STATED PROBLEM: Extract every line that includes the string "text".

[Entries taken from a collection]

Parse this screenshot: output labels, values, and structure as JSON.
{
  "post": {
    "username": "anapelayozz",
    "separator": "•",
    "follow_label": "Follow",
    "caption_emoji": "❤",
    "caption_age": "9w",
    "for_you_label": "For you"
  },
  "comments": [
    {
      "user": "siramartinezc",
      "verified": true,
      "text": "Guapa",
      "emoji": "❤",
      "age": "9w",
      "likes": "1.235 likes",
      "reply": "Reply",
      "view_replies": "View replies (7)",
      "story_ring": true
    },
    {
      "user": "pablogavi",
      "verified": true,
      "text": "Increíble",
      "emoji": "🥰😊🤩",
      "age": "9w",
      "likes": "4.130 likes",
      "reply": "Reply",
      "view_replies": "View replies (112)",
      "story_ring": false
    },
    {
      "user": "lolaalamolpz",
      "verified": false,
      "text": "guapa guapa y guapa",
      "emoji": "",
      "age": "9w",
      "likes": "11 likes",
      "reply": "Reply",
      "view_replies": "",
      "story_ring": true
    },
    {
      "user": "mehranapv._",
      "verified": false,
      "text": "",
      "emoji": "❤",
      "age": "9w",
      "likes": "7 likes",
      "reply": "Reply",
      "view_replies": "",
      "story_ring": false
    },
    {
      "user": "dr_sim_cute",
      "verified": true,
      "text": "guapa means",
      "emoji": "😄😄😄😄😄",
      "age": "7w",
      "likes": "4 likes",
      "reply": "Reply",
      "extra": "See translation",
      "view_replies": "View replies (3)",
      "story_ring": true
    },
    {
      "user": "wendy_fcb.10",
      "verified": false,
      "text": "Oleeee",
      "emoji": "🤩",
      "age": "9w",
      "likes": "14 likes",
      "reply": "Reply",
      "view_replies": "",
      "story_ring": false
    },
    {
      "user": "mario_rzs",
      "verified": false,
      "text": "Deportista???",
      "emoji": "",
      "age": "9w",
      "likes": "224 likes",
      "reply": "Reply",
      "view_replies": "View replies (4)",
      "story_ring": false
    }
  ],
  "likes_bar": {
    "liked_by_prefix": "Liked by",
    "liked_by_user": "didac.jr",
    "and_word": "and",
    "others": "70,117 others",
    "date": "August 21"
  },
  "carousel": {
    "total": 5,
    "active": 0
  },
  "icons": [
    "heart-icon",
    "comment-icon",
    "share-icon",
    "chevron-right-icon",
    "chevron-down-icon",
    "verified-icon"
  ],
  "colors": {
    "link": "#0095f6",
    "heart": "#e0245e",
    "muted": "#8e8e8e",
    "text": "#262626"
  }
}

TASK OUTPUT:
      "text": "Guapa",
      "text": "Increíble",
      "text": "guapa guapa y guapa",
      "text": "",
      "text": "guapa means",
      "text": "Oleeee",
      "text": "Deportista???",
    "text": "#262626"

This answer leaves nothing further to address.